Stored entries
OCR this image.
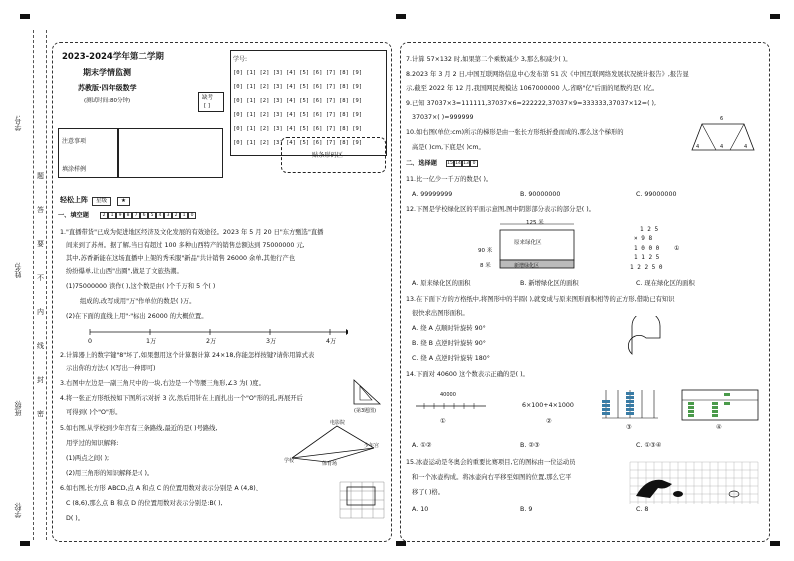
学校:
班级:
姓名:
学号:
题
答
要
不
内
线
封
密
2023-2024学年第二学期
期末学情监测
苏教版·四年级数学
(测试时间:80分钟)
学号:
[0] [1] [2] [3] [4] [5] [6] [7] [8] [9]
[0] [1] [2] [3] [4] [5] [6] [7] [8] [9]
[0] [1] [2] [3] [4] [5] [6] [7] [8] [9]
[0] [1] [2] [3] [4] [5] [6] [7] [8] [9]
[0] [1] [2] [3] [4] [5] [6] [7] [8] [9]
[0] [1] [2] [3] [4] [5] [6] [7] [8] [9]
缺考
[ ]
注意事项
填涂样例
贴条形码区
轻松上阵 星级	★
一、填空题	2 1 9 8 7 6 5 4 3 2 1 0
1."直播带货"已成为促进地区经济及文化发展的有效途径。2023 年 5 月 20 日"东方甄选"直播
间来到了苏州。据了解,当日有超过 100 多种山西特产的销售总额达到 75000000 元,
其中,苏香新能在这场直播中上架的秀禾服"新品"共计销售 26000 余单,其他行产也
纷纷爆单,让山西"出圈",做足了文旅热潮。
(1)75000000 读作( ),这个数是由( )个千万和 5 个( )
组成的,改写成用"万"作单位的数是( )万。
(2)在下面的直线上用"·"标出 26000 的大概位置。
0	1万	2万	3万	4万
2.计算器上的数字键"8"坏了,如果想用这个计算器计算 24×18,你能怎样按键?请你用算式表
示出你的方法:( )(写出一种即可)
3.右图中左边是一副三角尺中的一块,右边是一个等腰三角形,∠3 为( )度。
(第3题图)
4.将一张正方形纸按如下图所示对折 3 次,然后用针在上面扎出一个"O"形的孔,再展开后
可得到( )个"O"形。
5.如右图,从学校到少年宫有三条路线,最近的是( )号路线,
用学过的知识解释:
(1)两点之间( );
(2)用三角形的知识解释是:( )。
学校
电影院
少年宫
体育场
6.如右图,长方形 ABCD,点 A 和点 C 的位置用数对表示分别是 A (4,8)、
C (8,6),那么点 B 和点 D 的位置用数对表示分别是:B( ),
D( )。
7.计算 57×132 时,如果第二个乘数减少 3,那么积减少( )。
8.2023 年 3 月 2 日,中国互联网络信息中心发布第 51 次《中国互联网络发展状况统计报告》,报告显
示,截至 2022 年 12 月,我国网民规模达 1067000000 人,省略"亿"后面的尾数约是( )亿。
9.已知 37037×3=111111,37037×6=222222,37037×9=333333,37037×12=( ),
37037×( )=999999
10.如右图(单位:cm)所示的梯形是由一张长方形纸折叠而成的,那么这个梯形的
高是( )cm,下底是( )cm。
6
4	4	4
二、选择题 15 14 13 0
11.比一亿少一千万的数是( )。
A. 99999999	B. 90000000	C. 99000000
12.下图是学校绿化区的平面示意图,图中阴影部分表示的部分是( )。
125 米
90 米
8 米
原来绿化区
新增绿化区
1 2 5
× 9 8
1 0 0 0
1 1 2 5
1 2 2 5 0
①
A. 原来绿化区的面积	B. 新增绿化区的面积	C. 现在绿化区的面积
13.在下面下方的方格纸中,将图形中的半圆( ),就变成与原来图形面积相等的正方形,借助已有知识
很快求出图形面积。
A. 绕 A 点顺时针旋转 90°
B. 绕 B 点逆时针旋转 90°
C. 绕 A 点逆时针旋转 180°
14.下面对 40600 这个数表示正确的是( )。
40000
6×100+4×1000
①	②
③	④
A. ①②	B. ②③	C. ①③④
15.冰壶运动是冬奥会的重要比赛项目,它的图标由一位运动员
和一个冰壶构成。将冰壶向右平移至如图的位置,那么它平
移了( )格。
A. 10	B. 9	C. 8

__Aim__:
Reproduce all of the data exactly, omitting each picture it holds.

__Written solution__:
OCR this image.
学校:
班级:
姓名:
学号:
题
答
要
不
内
线
封
密
2023-2024学年第二学期
期末学情监测
苏教版·四年级数学
(测试时间:80分钟)
学号:
[0] [1] [2] [3] [4] [5] [6] [7] [8] [9]
[0] [1] [2] [3] [4] [5] [6] [7] [8] [9]
[0] [1] [2] [3] [4] [5] [6] [7] [8] [9]
[0] [1] [2] [3] [4] [5] [6] [7] [8] [9]
[0] [1] [2] [3] [4] [5] [6] [7] [8] [9]
[0] [1] [2] [3] [4] [5] [6] [7] [8] [9]
缺考
[ ]
注意事项
填涂样例
贴条形码区
轻松上阵 星级	★
一、填空题	2 1 9 8 7 6 5 4 3 2 1 0
1."直播带货"已成为促进地区经济及文化发展的有效途径。2023 年 5 月 20 日"东方甄选"直播
间来到了苏州。据了解,当日有超过 100 多种山西特产的销售总额达到 75000000 元,
其中,苏香新能在这场直播中上架的秀禾服"新品"共计销售 26000 余单,其他行产也
纷纷爆单,让山西"出圈",做足了文旅热潮。
(1)75000000 读作( ),这个数是由( )个千万和 5 个( )
组成的,改写成用"万"作单位的数是( )万。
(2)在下面的直线上用"·"标出 26000 的大概位置。
0	1万	2万	3万	4万
2.计算器上的数字键"8"坏了,如果想用这个计算器计算 24×18,你能怎样按键?请你用算式表
示出你的方法:( )(写出一种即可)
3.右图中左边是一副三角尺中的一块,右边是一个等腰三角形,∠3 为( )度。
(第3题图)
4.将一张正方形纸按如下图所示对折 3 次,然后用针在上面扎出一个"O"形的孔,再展开后
可得到( )个"O"形。
5.如右图,从学校到少年宫有三条路线,最近的是( )号路线,
用学过的知识解释:
(1)两点之间( );
(2)用三角形的知识解释是:( )。
学校
电影院
少年宫
体育场
6.如右图,长方形 ABCD,点 A 和点 C 的位置用数对表示分别是 A (4,8)、
C (8,6),那么点 B 和点 D 的位置用数对表示分别是:B( ),
D( )。
7.计算 57×132 时,如果第二个乘数减少 3,那么积减少( )。
8.2023 年 3 月 2 日,中国互联网络信息中心发布第 51 次《中国互联网络发展状况统计报告》,报告显
示,截至 2022 年 12 月,我国网民规模达 1067000000 人,省略"亿"后面的尾数约是( )亿。
9.已知 37037×3=111111,37037×6=222222,37037×9=333333,37037×12=( ),
37037×( )=999999
10.如右图(单位:cm)所示的梯形是由一张长方形纸折叠而成的,那么这个梯形的
高是( )cm,下底是( )cm。
6
4	4	4
二、选择题 15 14 13 0
11.比一亿少一千万的数是( )。
A. 99999999	B. 90000000	C. 99000000
12.下图是学校绿化区的平面示意图,图中阴影部分表示的部分是( )。
125 米
90 米
8 米
原来绿化区
新增绿化区
1 2 5
× 9 8
1 0 0 0
1 1 2 5
1 2 2 5 0
①
A. 原来绿化区的面积	B. 新增绿化区的面积	C. 现在绿化区的面积
13.在下面下方的方格纸中,将图形中的半圆( ),就变成与原来图形面积相等的正方形,借助已有知识
很快求出图形面积。
A. 绕 A 点顺时针旋转 90°
B. 绕 B 点逆时针旋转 90°
C. 绕 A 点逆时针旋转 180°
14.下面对 40600 这个数表示正确的是( )。
40000
6×100+4×1000
①	②
③	④
A. ①②	B. ②③	C. ①③④
15.冰壶运动是冬奥会的重要比赛项目,它的图标由一位运动员
和一个冰壶构成。将冰壶向右平移至如图的位置,那么它平
移了( )格。
A. 10	B. 9	C. 8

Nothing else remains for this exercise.